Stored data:
*-*-*
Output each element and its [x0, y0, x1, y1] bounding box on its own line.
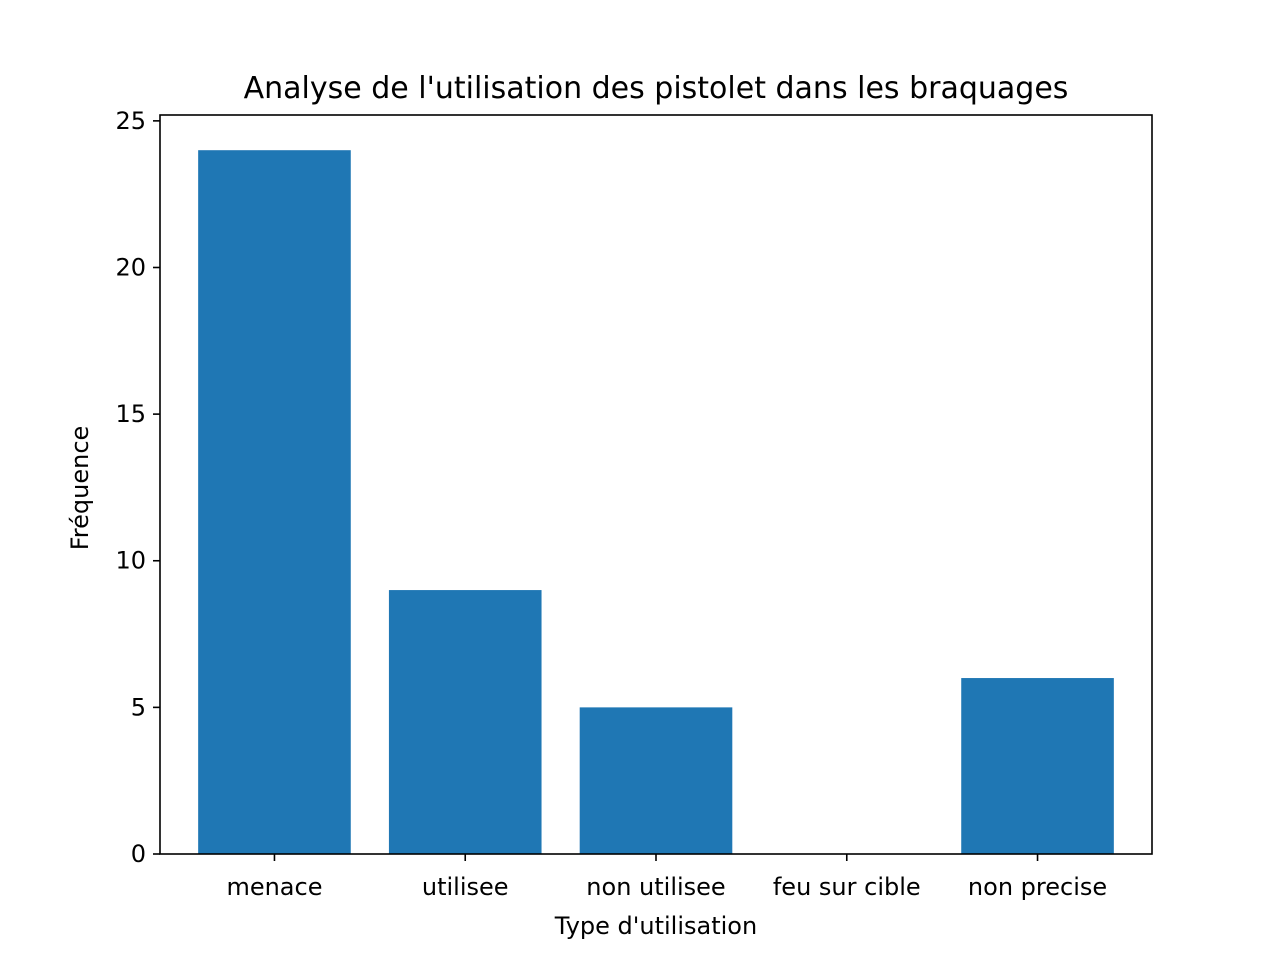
- chart-title: Analyse de l'utilisation des pistolet da…: [244, 71, 1069, 106]
- y-axis-label: Fréquence: [66, 426, 94, 551]
- y-tick-label: 20: [115, 253, 146, 281]
- y-tick-label: 15: [115, 400, 146, 428]
- bar-non-utilisee: [579, 707, 733, 854]
- plot-frame: [159, 114, 1153, 855]
- x-tick-label: menace: [226, 873, 322, 901]
- bar-utilisee: [388, 590, 542, 854]
- x-axis: menace utilisee non utilisee feu sur cible n…: [226, 854, 1107, 901]
- bar-menace: [198, 150, 351, 854]
- y-axis: 0 5 10 15 20 25: [115, 107, 160, 868]
- x-tick-label: utilisee: [422, 873, 509, 901]
- bars-group: [198, 150, 1114, 854]
- x-axis-label: Type d'utilisation: [554, 912, 757, 940]
- y-tick-label: 25: [115, 107, 146, 135]
- x-tick-label: non utilisee: [586, 873, 725, 901]
- y-tick-label: 10: [115, 547, 146, 575]
- y-tick-label: 0: [131, 840, 146, 868]
- y-tick-label: 5: [131, 693, 146, 721]
- x-tick-label: non precise: [968, 873, 1107, 901]
- bar-non-precise: [961, 678, 1114, 854]
- x-tick-label: feu sur cible: [773, 873, 921, 901]
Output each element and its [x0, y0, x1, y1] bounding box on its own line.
*-*-*
* YOUR OBJECTIVE *
List as numbered lines the part of the entries that opens with the line containing "- chart-title: Analyse" and closes with the line containing "- bar-menace: [198, 150, 351, 854]", leaving out any blank lines.

* FINISHED TASK *
1. - chart-title: Analyse de l'utilisation des pistolet da…: [244, 71, 1069, 106]
2. - y-axis-label: Fréquence: [66, 426, 94, 551]
3. - y-tick-label: 20: [115, 253, 146, 281]
4. - y-tick-label: 15: [115, 400, 146, 428]
5. - bar-non-utilisee: [579, 707, 733, 854]
6. - plot-frame: [159, 114, 1153, 855]
7. - x-tick-label: menace: [226, 873, 322, 901]
8. - bar-utilisee: [388, 590, 542, 854]
9. - x-axis: menace utilisee non utilisee feu sur cible n…: [226, 854, 1107, 901]
10. - bar-menace: [198, 150, 351, 854]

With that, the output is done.